**Input rows:**
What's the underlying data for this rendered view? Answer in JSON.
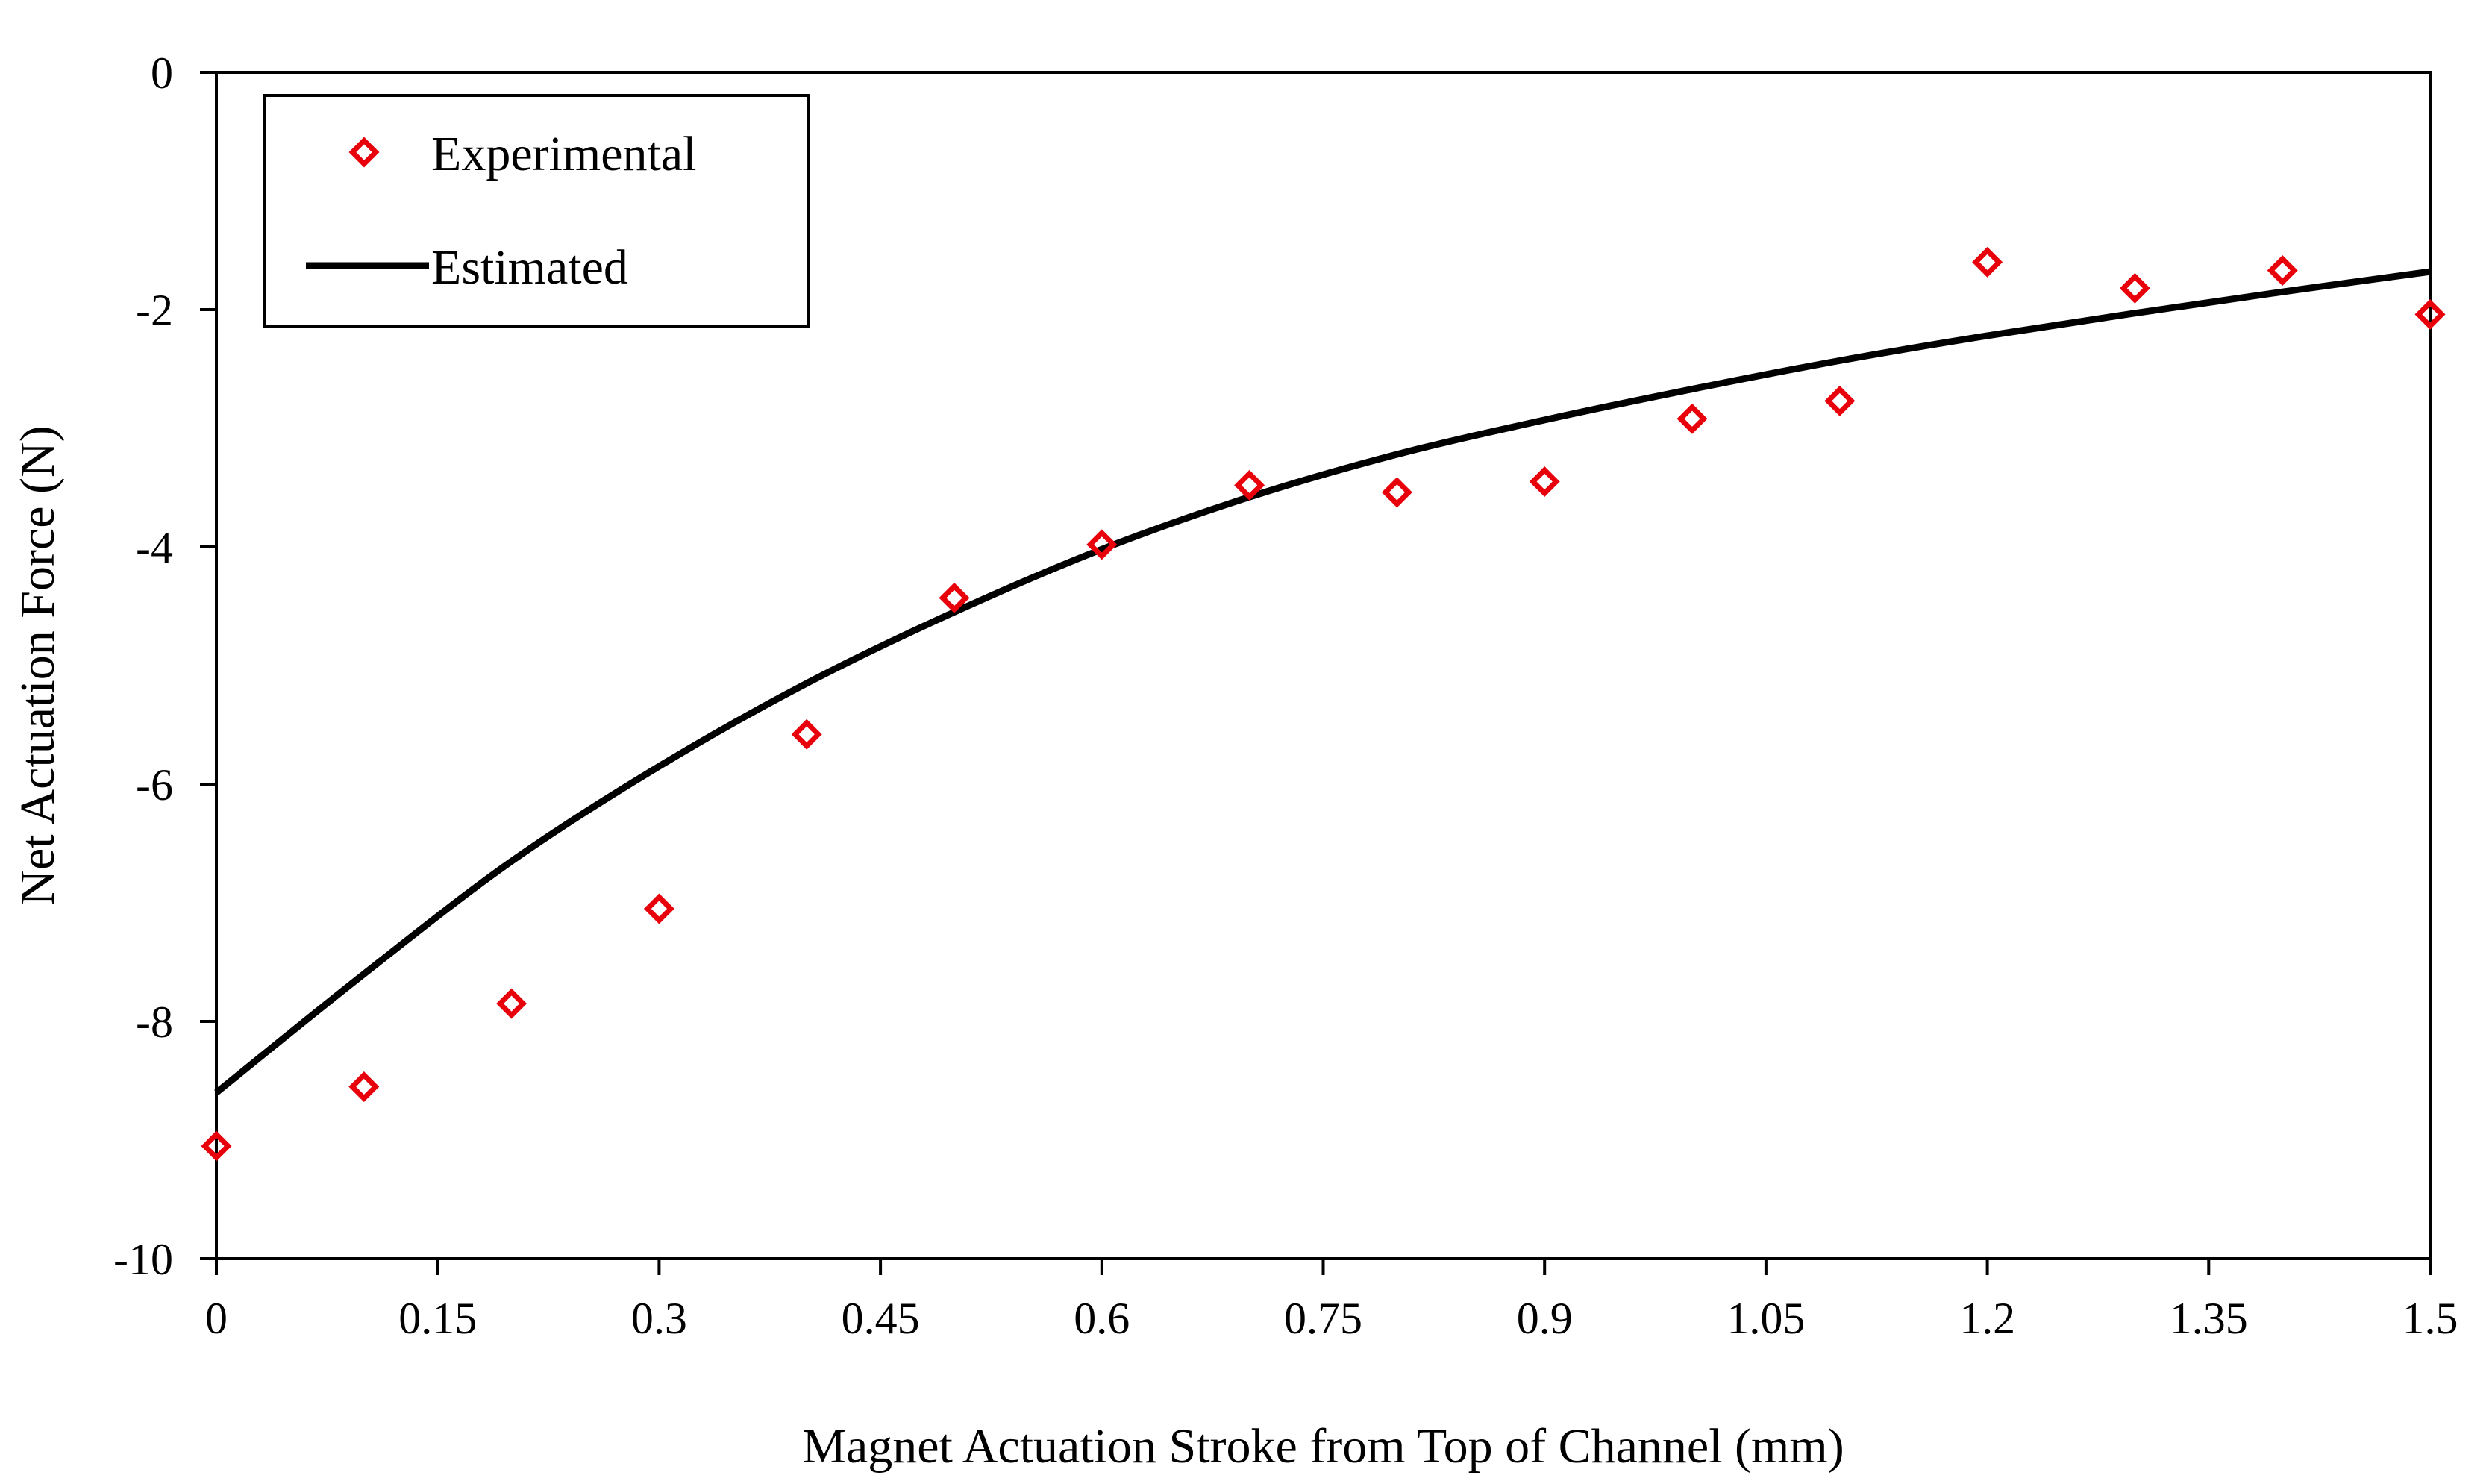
{
  "chart_data": {
    "type": "scatter",
    "xlabel": "Magnet Actuation Stroke from Top of Channel (mm)",
    "ylabel": "Net Actuation Force (N)",
    "xlim": [
      0,
      1.5
    ],
    "ylim": [
      -10,
      0
    ],
    "x_ticks": [
      "0",
      "0.15",
      "0.3",
      "0.45",
      "0.6",
      "0.75",
      "0.9",
      "1.05",
      "1.2",
      "1.35",
      "1.5"
    ],
    "y_ticks": [
      "0",
      "-2",
      "-4",
      "-6",
      "-8",
      "-10"
    ],
    "grid": false,
    "legend_position": "top-left",
    "series": [
      {
        "name": "Experimental",
        "kind": "markers",
        "marker": "diamond",
        "color": "#e8000b",
        "points": [
          {
            "x": 0.0,
            "y": -9.05
          },
          {
            "x": 0.1,
            "y": -8.55
          },
          {
            "x": 0.2,
            "y": -7.85
          },
          {
            "x": 0.3,
            "y": -7.05
          },
          {
            "x": 0.4,
            "y": -5.58
          },
          {
            "x": 0.5,
            "y": -4.43
          },
          {
            "x": 0.6,
            "y": -3.98
          },
          {
            "x": 0.7,
            "y": -3.48
          },
          {
            "x": 0.8,
            "y": -3.54
          },
          {
            "x": 0.9,
            "y": -3.45
          },
          {
            "x": 1.0,
            "y": -2.92
          },
          {
            "x": 1.1,
            "y": -2.77
          },
          {
            "x": 1.2,
            "y": -1.6
          },
          {
            "x": 1.3,
            "y": -1.82
          },
          {
            "x": 1.4,
            "y": -1.67
          },
          {
            "x": 1.5,
            "y": -2.04
          }
        ]
      },
      {
        "name": "Estimated",
        "kind": "line",
        "color": "#000000",
        "points": [
          {
            "x": 0.0,
            "y": -8.6
          },
          {
            "x": 0.1,
            "y": -7.6
          },
          {
            "x": 0.2,
            "y": -6.65
          },
          {
            "x": 0.3,
            "y": -5.85
          },
          {
            "x": 0.4,
            "y": -5.15
          },
          {
            "x": 0.5,
            "y": -4.55
          },
          {
            "x": 0.6,
            "y": -4.02
          },
          {
            "x": 0.7,
            "y": -3.58
          },
          {
            "x": 0.8,
            "y": -3.22
          },
          {
            "x": 0.9,
            "y": -2.93
          },
          {
            "x": 1.0,
            "y": -2.67
          },
          {
            "x": 1.1,
            "y": -2.43
          },
          {
            "x": 1.2,
            "y": -2.22
          },
          {
            "x": 1.3,
            "y": -2.03
          },
          {
            "x": 1.4,
            "y": -1.85
          },
          {
            "x": 1.5,
            "y": -1.68
          }
        ]
      }
    ]
  }
}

**Given exercise:**
The records above are to be restated exactly, without their pictures.

**Correct answer:**
What's the underlying data for this rendered view? Answer in JSON.
{
  "chart_data": {
    "type": "scatter",
    "xlabel": "Magnet Actuation Stroke from Top of Channel (mm)",
    "ylabel": "Net Actuation Force (N)",
    "xlim": [
      0,
      1.5
    ],
    "ylim": [
      -10,
      0
    ],
    "x_ticks": [
      "0",
      "0.15",
      "0.3",
      "0.45",
      "0.6",
      "0.75",
      "0.9",
      "1.05",
      "1.2",
      "1.35",
      "1.5"
    ],
    "y_ticks": [
      "0",
      "-2",
      "-4",
      "-6",
      "-8",
      "-10"
    ],
    "grid": false,
    "legend_position": "top-left",
    "series": [
      {
        "name": "Experimental",
        "kind": "markers",
        "marker": "diamond",
        "color": "#e8000b",
        "points": [
          {
            "x": 0.0,
            "y": -9.05
          },
          {
            "x": 0.1,
            "y": -8.55
          },
          {
            "x": 0.2,
            "y": -7.85
          },
          {
            "x": 0.3,
            "y": -7.05
          },
          {
            "x": 0.4,
            "y": -5.58
          },
          {
            "x": 0.5,
            "y": -4.43
          },
          {
            "x": 0.6,
            "y": -3.98
          },
          {
            "x": 0.7,
            "y": -3.48
          },
          {
            "x": 0.8,
            "y": -3.54
          },
          {
            "x": 0.9,
            "y": -3.45
          },
          {
            "x": 1.0,
            "y": -2.92
          },
          {
            "x": 1.1,
            "y": -2.77
          },
          {
            "x": 1.2,
            "y": -1.6
          },
          {
            "x": 1.3,
            "y": -1.82
          },
          {
            "x": 1.4,
            "y": -1.67
          },
          {
            "x": 1.5,
            "y": -2.04
          }
        ]
      },
      {
        "name": "Estimated",
        "kind": "line",
        "color": "#000000",
        "points": [
          {
            "x": 0.0,
            "y": -8.6
          },
          {
            "x": 0.1,
            "y": -7.6
          },
          {
            "x": 0.2,
            "y": -6.65
          },
          {
            "x": 0.3,
            "y": -5.85
          },
          {
            "x": 0.4,
            "y": -5.15
          },
          {
            "x": 0.5,
            "y": -4.55
          },
          {
            "x": 0.6,
            "y": -4.02
          },
          {
            "x": 0.7,
            "y": -3.58
          },
          {
            "x": 0.8,
            "y": -3.22
          },
          {
            "x": 0.9,
            "y": -2.93
          },
          {
            "x": 1.0,
            "y": -2.67
          },
          {
            "x": 1.1,
            "y": -2.43
          },
          {
            "x": 1.2,
            "y": -2.22
          },
          {
            "x": 1.3,
            "y": -2.03
          },
          {
            "x": 1.4,
            "y": -1.85
          },
          {
            "x": 1.5,
            "y": -1.68
          }
        ]
      }
    ]
  }
}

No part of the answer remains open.